• _Work to do_
Every line containing the word "What" needs to be found and copied.

• _Records to process_
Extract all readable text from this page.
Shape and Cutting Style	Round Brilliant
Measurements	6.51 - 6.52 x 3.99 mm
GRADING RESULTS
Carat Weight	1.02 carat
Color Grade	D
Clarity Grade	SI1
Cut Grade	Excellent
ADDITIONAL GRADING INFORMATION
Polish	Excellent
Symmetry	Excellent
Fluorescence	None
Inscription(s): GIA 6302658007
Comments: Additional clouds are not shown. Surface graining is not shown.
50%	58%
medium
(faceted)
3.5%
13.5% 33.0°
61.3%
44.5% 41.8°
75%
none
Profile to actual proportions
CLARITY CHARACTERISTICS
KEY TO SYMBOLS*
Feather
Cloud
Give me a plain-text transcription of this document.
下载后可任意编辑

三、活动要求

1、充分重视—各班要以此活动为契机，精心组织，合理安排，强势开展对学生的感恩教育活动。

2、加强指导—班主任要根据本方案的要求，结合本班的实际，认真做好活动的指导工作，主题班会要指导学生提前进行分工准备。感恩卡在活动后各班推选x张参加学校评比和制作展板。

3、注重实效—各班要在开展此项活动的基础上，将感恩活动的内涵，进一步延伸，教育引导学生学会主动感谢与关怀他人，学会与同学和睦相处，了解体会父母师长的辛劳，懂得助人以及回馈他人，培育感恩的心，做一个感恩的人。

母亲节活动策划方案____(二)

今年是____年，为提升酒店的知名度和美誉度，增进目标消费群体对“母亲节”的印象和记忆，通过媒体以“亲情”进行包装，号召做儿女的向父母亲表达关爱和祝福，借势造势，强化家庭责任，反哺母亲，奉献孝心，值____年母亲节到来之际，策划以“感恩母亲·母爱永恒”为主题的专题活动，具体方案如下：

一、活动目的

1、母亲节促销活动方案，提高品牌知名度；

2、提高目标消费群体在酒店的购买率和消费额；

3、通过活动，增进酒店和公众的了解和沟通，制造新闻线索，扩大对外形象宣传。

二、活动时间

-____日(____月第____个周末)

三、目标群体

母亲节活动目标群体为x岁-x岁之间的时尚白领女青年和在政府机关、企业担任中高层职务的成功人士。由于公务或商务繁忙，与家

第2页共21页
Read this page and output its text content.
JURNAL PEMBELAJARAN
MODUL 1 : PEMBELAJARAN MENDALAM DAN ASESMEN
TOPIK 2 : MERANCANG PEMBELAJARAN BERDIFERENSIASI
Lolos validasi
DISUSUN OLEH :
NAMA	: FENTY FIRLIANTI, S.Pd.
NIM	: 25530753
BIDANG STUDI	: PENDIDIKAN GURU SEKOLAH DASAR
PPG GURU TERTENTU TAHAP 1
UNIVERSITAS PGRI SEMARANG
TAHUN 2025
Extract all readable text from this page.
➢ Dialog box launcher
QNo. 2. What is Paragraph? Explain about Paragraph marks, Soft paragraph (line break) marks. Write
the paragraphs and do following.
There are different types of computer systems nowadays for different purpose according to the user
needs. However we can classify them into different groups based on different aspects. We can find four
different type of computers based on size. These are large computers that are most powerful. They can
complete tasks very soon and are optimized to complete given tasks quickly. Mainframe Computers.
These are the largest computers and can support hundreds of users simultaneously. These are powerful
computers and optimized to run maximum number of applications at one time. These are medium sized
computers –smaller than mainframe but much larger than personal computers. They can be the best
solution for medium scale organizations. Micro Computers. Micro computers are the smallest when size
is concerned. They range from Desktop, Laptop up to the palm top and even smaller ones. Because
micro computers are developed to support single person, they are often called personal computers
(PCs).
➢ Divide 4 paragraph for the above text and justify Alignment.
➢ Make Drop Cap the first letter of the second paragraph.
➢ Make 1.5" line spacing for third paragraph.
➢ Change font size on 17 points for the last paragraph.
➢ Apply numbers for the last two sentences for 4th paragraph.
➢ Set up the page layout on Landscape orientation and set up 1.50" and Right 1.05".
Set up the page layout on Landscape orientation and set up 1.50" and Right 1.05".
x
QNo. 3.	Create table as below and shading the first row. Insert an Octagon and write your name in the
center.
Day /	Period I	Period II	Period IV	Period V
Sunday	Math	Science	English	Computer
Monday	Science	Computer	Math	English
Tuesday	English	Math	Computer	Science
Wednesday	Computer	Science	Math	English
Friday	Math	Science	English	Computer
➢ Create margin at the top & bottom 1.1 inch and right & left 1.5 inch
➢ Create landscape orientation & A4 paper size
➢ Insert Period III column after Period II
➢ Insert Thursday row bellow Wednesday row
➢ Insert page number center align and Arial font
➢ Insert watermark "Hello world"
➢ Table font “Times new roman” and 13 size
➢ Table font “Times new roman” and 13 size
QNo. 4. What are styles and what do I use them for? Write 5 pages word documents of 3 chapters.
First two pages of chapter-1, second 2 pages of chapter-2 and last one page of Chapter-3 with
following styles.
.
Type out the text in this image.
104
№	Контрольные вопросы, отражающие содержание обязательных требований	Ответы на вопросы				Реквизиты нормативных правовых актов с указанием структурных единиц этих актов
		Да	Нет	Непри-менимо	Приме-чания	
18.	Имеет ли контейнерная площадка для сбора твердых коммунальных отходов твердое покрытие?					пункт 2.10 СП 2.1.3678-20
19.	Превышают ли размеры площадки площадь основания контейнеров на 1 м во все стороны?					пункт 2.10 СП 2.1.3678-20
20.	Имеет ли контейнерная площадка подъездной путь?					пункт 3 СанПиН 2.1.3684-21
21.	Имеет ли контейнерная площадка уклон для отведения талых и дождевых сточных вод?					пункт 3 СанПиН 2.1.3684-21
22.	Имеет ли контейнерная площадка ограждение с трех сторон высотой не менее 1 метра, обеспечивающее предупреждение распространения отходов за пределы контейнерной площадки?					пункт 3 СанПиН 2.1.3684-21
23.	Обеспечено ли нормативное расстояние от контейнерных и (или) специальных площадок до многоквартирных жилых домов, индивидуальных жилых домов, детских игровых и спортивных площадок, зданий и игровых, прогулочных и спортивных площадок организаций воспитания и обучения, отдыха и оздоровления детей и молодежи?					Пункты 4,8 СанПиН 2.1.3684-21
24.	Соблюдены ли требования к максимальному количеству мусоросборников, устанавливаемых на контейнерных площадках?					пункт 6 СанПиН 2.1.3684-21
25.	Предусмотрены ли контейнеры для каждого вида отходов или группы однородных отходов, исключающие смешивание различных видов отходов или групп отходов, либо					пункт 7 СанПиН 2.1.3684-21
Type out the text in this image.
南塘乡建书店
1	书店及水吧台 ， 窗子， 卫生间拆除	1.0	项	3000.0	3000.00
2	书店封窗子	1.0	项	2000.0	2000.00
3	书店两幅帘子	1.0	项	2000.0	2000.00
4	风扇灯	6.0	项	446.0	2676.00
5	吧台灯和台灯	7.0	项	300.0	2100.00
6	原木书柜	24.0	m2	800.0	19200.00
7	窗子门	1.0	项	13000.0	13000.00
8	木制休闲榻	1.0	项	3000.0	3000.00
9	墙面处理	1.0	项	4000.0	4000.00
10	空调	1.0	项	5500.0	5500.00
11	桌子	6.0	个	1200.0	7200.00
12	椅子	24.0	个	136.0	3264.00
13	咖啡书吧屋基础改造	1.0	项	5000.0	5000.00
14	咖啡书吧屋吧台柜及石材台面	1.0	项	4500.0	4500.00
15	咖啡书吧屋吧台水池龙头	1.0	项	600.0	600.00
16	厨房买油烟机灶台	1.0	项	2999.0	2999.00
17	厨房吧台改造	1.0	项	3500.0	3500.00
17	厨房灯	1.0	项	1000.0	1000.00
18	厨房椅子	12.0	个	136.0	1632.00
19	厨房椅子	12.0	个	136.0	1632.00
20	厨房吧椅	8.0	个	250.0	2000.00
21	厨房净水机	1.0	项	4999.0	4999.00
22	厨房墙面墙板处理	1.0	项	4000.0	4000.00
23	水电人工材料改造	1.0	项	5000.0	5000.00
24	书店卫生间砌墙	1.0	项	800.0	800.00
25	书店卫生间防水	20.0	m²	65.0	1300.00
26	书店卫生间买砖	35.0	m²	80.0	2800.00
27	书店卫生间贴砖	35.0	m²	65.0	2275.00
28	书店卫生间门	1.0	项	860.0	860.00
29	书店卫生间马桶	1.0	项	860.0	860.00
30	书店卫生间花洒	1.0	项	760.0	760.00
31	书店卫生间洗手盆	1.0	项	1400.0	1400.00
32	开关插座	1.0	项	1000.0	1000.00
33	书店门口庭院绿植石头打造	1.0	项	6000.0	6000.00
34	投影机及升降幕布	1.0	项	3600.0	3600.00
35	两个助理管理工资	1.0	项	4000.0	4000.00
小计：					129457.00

• _Correct response_
QNo. 2. What is Paragraph? Explain about Paragraph marks, Soft paragraph (line break) marks. Write
QNo. 4. What are styles and what do I use them for? Write 5 pages word documents of 3 chapters.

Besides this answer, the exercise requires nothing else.